Show all lines holding the string "comment".

—————

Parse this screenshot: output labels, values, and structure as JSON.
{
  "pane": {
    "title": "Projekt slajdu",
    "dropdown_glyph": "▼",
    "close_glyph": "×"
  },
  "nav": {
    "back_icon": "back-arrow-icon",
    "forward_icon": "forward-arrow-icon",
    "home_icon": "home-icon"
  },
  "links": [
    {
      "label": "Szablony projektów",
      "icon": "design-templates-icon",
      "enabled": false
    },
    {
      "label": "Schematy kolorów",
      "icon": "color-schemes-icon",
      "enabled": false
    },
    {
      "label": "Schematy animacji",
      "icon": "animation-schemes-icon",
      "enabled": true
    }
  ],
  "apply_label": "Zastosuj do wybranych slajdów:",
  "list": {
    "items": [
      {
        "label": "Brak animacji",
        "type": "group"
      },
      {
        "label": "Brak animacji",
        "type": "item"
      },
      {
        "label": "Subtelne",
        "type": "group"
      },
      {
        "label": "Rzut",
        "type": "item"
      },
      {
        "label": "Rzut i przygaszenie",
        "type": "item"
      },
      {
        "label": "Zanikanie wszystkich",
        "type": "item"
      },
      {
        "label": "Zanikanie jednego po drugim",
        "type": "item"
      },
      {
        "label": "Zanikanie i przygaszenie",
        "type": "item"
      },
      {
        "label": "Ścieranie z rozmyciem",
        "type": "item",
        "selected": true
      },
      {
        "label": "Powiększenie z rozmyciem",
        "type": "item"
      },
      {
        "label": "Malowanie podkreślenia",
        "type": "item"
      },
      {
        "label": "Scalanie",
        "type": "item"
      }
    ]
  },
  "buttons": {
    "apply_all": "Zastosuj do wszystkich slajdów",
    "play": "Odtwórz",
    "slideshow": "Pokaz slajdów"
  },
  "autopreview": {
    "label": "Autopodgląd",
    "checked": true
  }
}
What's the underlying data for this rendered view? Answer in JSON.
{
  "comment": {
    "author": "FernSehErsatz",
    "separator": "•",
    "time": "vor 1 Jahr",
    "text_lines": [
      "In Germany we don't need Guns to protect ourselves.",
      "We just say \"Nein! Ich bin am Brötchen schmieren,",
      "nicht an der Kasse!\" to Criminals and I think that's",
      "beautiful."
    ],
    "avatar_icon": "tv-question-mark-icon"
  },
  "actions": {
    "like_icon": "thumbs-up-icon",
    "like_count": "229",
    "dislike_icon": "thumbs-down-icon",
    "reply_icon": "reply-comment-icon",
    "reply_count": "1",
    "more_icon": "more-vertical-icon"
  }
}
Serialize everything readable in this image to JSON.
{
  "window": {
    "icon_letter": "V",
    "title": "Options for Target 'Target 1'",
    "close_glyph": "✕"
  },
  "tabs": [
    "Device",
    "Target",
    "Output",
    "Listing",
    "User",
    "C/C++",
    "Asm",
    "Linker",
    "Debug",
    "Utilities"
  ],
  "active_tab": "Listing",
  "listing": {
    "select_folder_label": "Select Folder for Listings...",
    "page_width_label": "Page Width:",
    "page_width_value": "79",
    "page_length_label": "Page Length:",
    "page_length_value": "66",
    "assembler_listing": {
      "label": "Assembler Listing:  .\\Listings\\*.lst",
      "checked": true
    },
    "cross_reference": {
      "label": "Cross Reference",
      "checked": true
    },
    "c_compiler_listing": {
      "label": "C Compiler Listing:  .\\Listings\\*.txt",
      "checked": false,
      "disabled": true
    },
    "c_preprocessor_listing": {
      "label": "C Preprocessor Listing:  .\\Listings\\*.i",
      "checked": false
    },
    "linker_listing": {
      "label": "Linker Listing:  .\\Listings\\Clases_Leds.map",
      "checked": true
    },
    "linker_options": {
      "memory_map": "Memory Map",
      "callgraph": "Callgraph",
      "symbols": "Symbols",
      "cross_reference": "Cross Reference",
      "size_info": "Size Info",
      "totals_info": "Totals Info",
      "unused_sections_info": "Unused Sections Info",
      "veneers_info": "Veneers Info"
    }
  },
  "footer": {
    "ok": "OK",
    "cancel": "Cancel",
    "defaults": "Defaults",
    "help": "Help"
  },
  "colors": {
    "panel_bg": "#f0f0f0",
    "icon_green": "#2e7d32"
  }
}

—————

**Written reply**
  "comment": {
    "reply_icon": "reply-comment-icon",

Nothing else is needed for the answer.